▶ AIM OF THE TASK
Find every line in the records below that holds the word "آزمایش" and copy it.

▶ Stored data entries
------------------------------

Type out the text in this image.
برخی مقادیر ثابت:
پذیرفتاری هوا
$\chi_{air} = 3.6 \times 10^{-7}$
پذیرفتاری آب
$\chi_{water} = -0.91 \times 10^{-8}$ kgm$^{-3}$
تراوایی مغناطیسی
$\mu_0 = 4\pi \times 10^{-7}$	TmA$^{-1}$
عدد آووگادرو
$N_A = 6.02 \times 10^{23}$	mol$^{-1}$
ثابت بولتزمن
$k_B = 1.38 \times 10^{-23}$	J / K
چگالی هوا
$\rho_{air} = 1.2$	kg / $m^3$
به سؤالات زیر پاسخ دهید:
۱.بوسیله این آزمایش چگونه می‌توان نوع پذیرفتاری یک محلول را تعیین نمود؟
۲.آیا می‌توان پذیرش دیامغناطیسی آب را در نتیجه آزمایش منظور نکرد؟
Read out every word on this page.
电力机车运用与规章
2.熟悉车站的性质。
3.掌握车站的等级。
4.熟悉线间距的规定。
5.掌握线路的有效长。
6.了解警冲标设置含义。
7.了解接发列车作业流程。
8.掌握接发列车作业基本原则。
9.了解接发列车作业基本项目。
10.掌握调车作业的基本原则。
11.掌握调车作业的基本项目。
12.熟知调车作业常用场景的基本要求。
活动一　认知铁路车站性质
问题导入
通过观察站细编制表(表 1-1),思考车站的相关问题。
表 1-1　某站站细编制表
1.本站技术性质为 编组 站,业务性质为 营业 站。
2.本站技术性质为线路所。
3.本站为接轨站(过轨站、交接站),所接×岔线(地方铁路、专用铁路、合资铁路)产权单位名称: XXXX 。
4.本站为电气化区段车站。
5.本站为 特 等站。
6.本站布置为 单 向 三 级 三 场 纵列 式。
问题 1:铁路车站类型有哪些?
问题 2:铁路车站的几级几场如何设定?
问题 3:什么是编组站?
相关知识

------------------------------

▶ TASK SOLUTION
۱.بوسیله این آزمایش چگونه می‌توان نوع پذیرفتاری یک محلول را تعیین نمود؟
۲.آیا می‌توان پذیرش دیامغناطیسی آب را در نتیجه آزمایش منظور نکرد؟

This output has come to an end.